GIVEN REQUEST —
Check every line below for the word "diagram" and show those that hold it.

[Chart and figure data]
===

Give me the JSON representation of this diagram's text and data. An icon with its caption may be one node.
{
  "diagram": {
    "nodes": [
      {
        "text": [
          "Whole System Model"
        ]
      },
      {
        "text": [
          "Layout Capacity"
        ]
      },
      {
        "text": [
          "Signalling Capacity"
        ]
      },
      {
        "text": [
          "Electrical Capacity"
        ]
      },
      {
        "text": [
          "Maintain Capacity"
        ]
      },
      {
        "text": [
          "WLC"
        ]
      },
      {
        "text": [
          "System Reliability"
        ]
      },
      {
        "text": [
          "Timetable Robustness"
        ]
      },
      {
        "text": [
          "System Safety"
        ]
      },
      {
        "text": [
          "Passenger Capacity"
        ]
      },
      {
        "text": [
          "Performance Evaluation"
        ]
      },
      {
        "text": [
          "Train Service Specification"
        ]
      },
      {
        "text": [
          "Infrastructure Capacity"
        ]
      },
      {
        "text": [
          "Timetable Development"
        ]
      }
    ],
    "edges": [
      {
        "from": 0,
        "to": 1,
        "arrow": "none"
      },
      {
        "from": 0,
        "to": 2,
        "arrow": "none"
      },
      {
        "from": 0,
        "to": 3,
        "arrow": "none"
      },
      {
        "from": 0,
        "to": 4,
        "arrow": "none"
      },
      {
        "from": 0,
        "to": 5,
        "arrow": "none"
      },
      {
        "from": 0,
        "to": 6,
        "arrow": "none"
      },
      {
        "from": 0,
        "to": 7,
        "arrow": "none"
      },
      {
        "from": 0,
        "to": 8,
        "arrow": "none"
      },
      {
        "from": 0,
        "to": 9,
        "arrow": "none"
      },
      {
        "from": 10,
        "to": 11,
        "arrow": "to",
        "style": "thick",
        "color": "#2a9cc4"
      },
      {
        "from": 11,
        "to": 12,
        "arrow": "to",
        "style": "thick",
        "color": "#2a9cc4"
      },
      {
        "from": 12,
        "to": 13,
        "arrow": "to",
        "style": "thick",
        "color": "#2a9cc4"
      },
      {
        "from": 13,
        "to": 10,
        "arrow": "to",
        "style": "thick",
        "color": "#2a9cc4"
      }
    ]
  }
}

===

RESULT BELOW —
Give me the JSON representation of this diagram's text and data. An icon with its caption may be one node.
  "diagram": {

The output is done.